■ TO DO ■
All entries below need to be written out exactly, but without their pictures.

■ RECORDED DATA ■
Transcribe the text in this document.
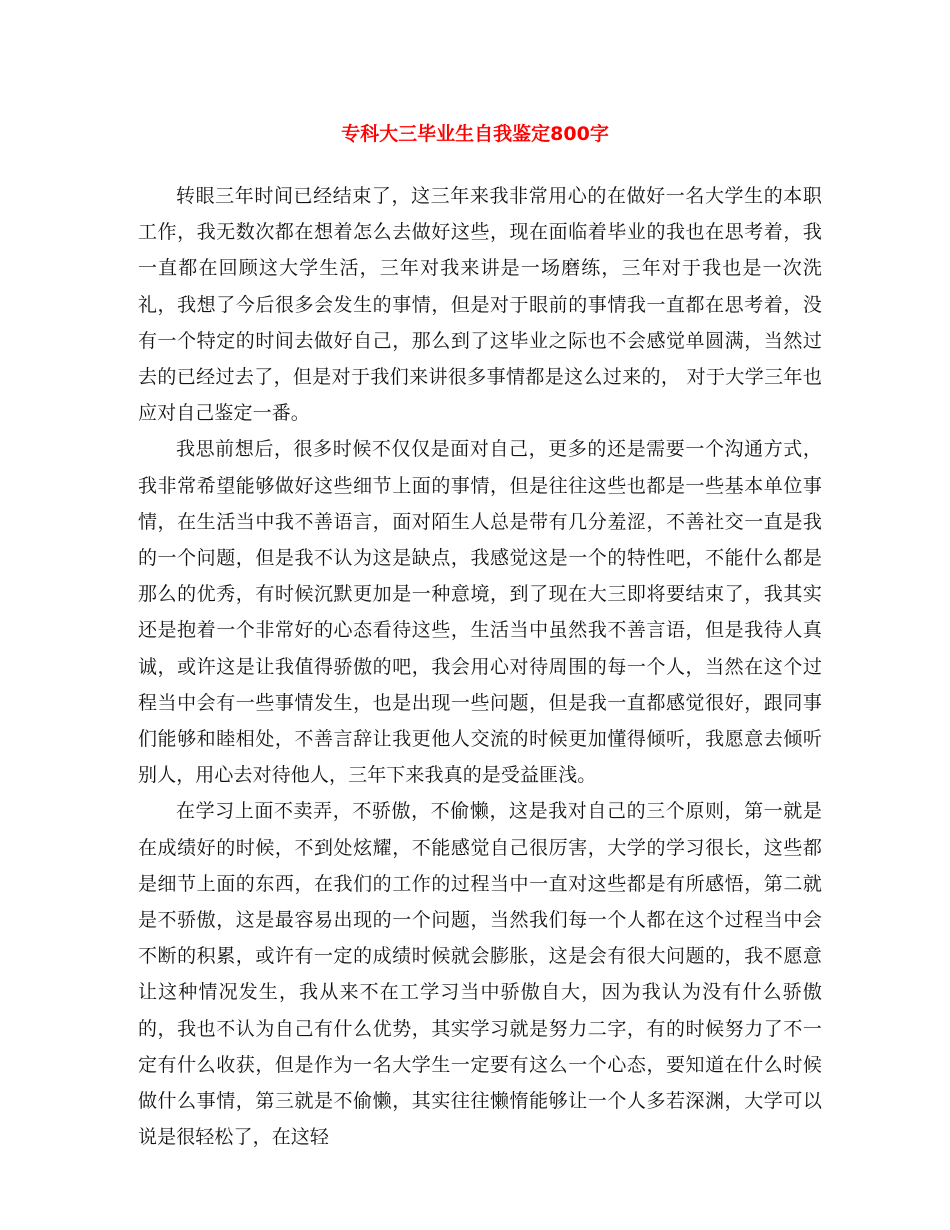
专科大三毕业生自我鉴定800字

转眼三年时间已经结束了，这三年来我非常用心的在做好一名大学生的本职工作，我无数次都在想着怎么去做好这些，现在面临着毕业的我也在思考着，我一直都在回顾这大学生活，三年对我来讲是一场磨练，三年对于我也是一次洗礼，我想了今后很多会发生的事情，但是对于眼前的事情我一直都在思考着，没有一个特定的时间去做好自己，那么到了这毕业之际也不会感觉单圆满，当然过去的已经过去了，但是对于我们来讲很多事情都是这么过来的， 对于大学三年也应对自己鉴定一番。

我思前想后，很多时候不仅仅是面对自己，更多的还是需要一个沟通方式，我非常希望能够做好这些细节上面的事情，但是往往这些也都是一些基本单位事情，在生活当中我不善语言，面对陌生人总是带有几分羞涩，不善社交一直是我的一个问题，但是我不认为这是缺点，我感觉这是一个的特性吧，不能什么都是那么的优秀，有时候沉默更加是一种意境，到了现在大三即将要结束了，我其实还是抱着一个非常好的心态看待这些，生活当中虽然我不善言语，但是我待人真诚，或许这是让我值得骄傲的吧，我会用心对待周围的每一个人，当然在这个过程当中会有一些事情发生，也是出现一些问题，但是我一直都感觉很好，跟同事们能够和睦相处，不善言辞让我更他人交流的时候更加懂得倾听，我愿意去倾听别人，用心去对待他人，三年下来我真的是受益匪浅。

在学习上面不卖弄，不骄傲，不偷懒，这是我对自己的三个原则，第一就是在成绩好的时候，不到处炫耀，不能感觉自己很厉害，大学的学习很长，这些都是细节上面的东西，在我们的工作的过程当中一直对这些都是有所感悟，第二就是不骄傲，这是最容易出现的一个问题，当然我们每一个人都在这个过程当中会不断的积累，或许有一定的成绩时候就会膨胀，这是会有很大问题的，我不愿意让这种情况发生，我从来不在工学习当中骄傲自大，因为我认为没有什么骄傲的，我也不认为自己有什么优势，其实学习就是努力二字，有的时候努力了不一定有什么收获，但是作为一名大学生一定要有这么一个心态，要知道在什么时候做什么事情，第三就是不偷懒，其实往往懒惰能够让一个人多若深渊，大学可以说是很轻松了，在这轻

■ CORRECT RESPONSE ■
Transcribe the text in this document.
专科大三毕业生自我鉴定800字

转眼三年时间已经结束了，这三年来我非常用心的在做好一名大学生的本职工作，我无数次都在想着怎么去做好这些，现在面临着毕业的我也在思考着，我一直都在回顾这大学生活，三年对我来讲是一场磨练，三年对于我也是一次洗礼，我想了今后很多会发生的事情，但是对于眼前的事情我一直都在思考着，没有一个特定的时间去做好自己，那么到了这毕业之际也不会感觉单圆满，当然过去的已经过去了，但是对于我们来讲很多事情都是这么过来的， 对于大学三年也应对自己鉴定一番。

我思前想后，很多时候不仅仅是面对自己，更多的还是需要一个沟通方式，我非常希望能够做好这些细节上面的事情，但是往往这些也都是一些基本单位事情，在生活当中我不善语言，面对陌生人总是带有几分羞涩，不善社交一直是我的一个问题，但是我不认为这是缺点，我感觉这是一个的特性吧，不能什么都是那么的优秀，有时候沉默更加是一种意境，到了现在大三即将要结束了，我其实还是抱着一个非常好的心态看待这些，生活当中虽然我不善言语，但是我待人真诚，或许这是让我值得骄傲的吧，我会用心对待周围的每一个人，当然在这个过程当中会有一些事情发生，也是出现一些问题，但是我一直都感觉很好，跟同事们能够和睦相处，不善言辞让我更他人交流的时候更加懂得倾听，我愿意去倾听别人，用心去对待他人，三年下来我真的是受益匪浅。

在学习上面不卖弄，不骄傲，不偷懒，这是我对自己的三个原则，第一就是在成绩好的时候，不到处炫耀，不能感觉自己很厉害，大学的学习很长，这些都是细节上面的东西，在我们的工作的过程当中一直对这些都是有所感悟，第二就是不骄傲，这是最容易出现的一个问题，当然我们每一个人都在这个过程当中会不断的积累，或许有一定的成绩时候就会膨胀，这是会有很大问题的，我不愿意让这种情况发生，我从来不在工学习当中骄傲自大，因为我认为没有什么骄傲的，我也不认为自己有什么优势，其实学习就是努力二字，有的时候努力了不一定有什么收获，但是作为一名大学生一定要有这么一个心态，要知道在什么时候做什么事情，第三就是不偷懒，其实往往懒惰能够让一个人多若深渊，大学可以说是很轻松了，在这轻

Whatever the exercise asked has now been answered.